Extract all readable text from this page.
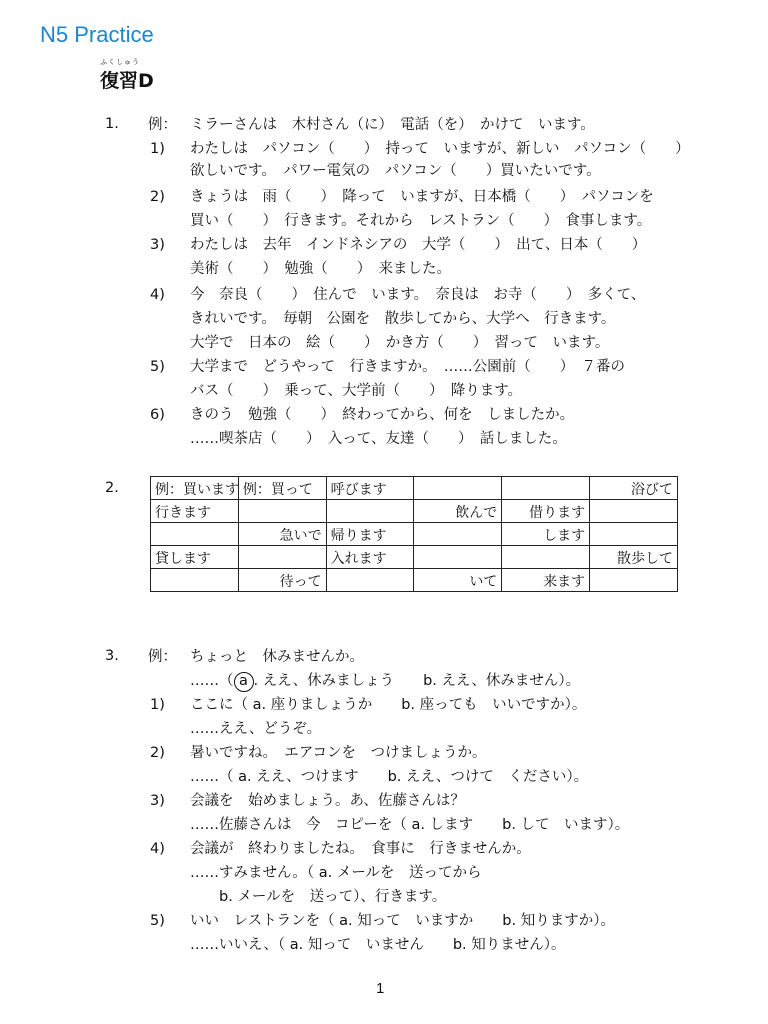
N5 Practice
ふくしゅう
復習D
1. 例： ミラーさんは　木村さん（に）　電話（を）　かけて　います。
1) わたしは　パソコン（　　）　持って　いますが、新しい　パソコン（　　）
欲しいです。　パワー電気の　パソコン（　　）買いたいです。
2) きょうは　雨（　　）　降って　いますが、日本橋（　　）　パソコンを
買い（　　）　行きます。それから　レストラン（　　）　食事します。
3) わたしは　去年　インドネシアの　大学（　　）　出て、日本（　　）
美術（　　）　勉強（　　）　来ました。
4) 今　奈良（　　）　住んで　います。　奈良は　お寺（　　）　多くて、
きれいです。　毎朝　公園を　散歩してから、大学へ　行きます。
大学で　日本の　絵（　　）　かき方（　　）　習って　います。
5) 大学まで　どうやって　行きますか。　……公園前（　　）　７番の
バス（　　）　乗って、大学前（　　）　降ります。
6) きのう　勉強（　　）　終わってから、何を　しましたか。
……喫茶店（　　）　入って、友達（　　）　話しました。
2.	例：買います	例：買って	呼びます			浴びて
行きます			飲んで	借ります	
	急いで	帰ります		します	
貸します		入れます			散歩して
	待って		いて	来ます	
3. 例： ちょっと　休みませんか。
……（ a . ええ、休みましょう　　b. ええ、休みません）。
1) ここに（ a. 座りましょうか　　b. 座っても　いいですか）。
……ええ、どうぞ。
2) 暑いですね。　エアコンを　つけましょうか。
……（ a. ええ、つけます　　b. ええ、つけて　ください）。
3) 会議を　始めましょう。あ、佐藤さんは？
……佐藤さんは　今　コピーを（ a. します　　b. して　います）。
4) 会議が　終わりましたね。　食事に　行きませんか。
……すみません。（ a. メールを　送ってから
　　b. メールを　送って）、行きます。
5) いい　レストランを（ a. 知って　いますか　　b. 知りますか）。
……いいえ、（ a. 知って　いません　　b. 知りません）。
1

--

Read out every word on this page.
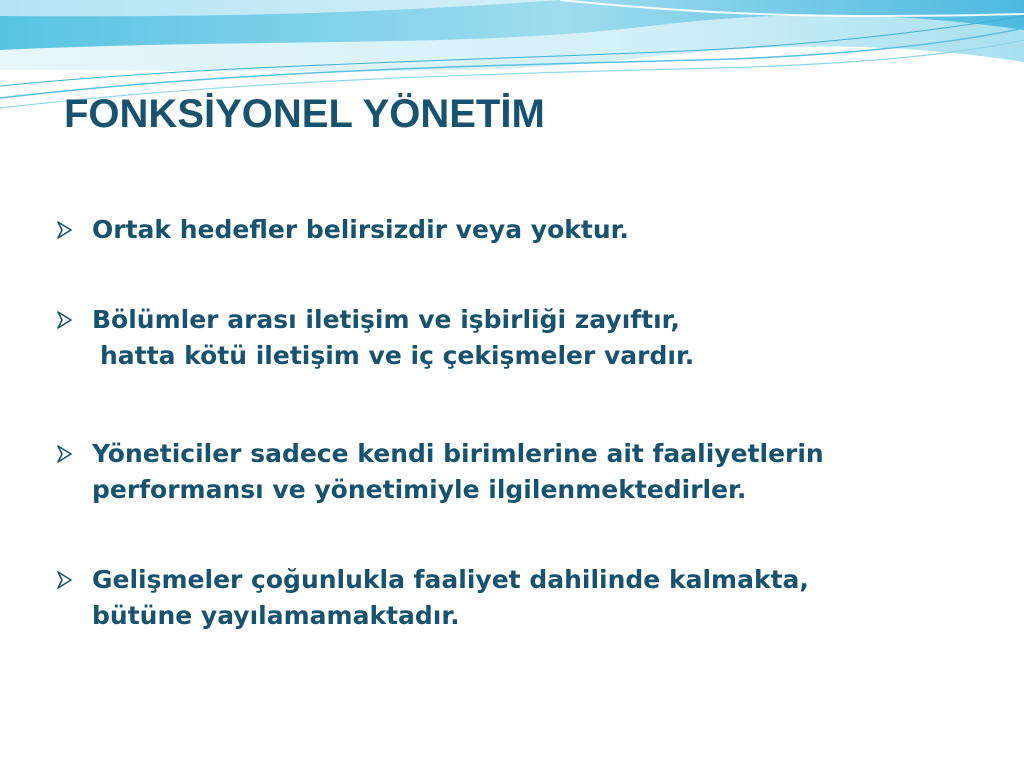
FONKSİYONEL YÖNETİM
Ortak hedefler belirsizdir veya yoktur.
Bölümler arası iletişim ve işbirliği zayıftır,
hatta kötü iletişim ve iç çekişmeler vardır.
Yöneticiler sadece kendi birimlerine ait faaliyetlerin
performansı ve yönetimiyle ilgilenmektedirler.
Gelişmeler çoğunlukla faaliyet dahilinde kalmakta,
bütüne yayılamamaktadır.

---

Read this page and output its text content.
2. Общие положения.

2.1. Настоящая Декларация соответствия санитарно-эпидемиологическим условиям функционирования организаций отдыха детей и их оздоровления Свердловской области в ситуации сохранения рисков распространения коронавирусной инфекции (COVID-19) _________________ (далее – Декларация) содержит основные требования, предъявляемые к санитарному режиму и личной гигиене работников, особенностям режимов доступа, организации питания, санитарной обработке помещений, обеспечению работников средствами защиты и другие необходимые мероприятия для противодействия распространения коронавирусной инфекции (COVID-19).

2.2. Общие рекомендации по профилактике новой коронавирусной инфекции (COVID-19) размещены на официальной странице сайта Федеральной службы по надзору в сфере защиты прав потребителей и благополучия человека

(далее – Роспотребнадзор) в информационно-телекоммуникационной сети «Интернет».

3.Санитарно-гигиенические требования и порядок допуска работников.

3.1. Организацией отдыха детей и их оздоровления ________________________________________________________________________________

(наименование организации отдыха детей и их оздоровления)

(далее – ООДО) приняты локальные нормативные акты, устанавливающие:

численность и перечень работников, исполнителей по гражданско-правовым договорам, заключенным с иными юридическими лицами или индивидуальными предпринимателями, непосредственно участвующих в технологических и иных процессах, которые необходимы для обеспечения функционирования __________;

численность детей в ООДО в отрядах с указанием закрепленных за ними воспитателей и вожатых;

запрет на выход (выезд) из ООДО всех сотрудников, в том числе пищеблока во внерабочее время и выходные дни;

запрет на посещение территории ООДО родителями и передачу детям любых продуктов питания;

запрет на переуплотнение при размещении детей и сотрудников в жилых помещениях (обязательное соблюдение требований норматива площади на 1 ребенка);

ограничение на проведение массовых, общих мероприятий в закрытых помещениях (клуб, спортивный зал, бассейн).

- **The request**
Find each line in the records holding the string "ООДО" and show it.

- **Solution to this problem**
(далее – ООДО) приняты локальные нормативные акты, устанавливающие:
численность детей в ООДО в отрядах с указанием закрепленных за ними воспитателей и вожатых;
запрет на выход (выезд) из ООДО всех сотрудников, в том числе пищеблока во внерабочее время и выходные дни;
запрет на посещение территории ООДО родителями и передачу детям любых продуктов питания;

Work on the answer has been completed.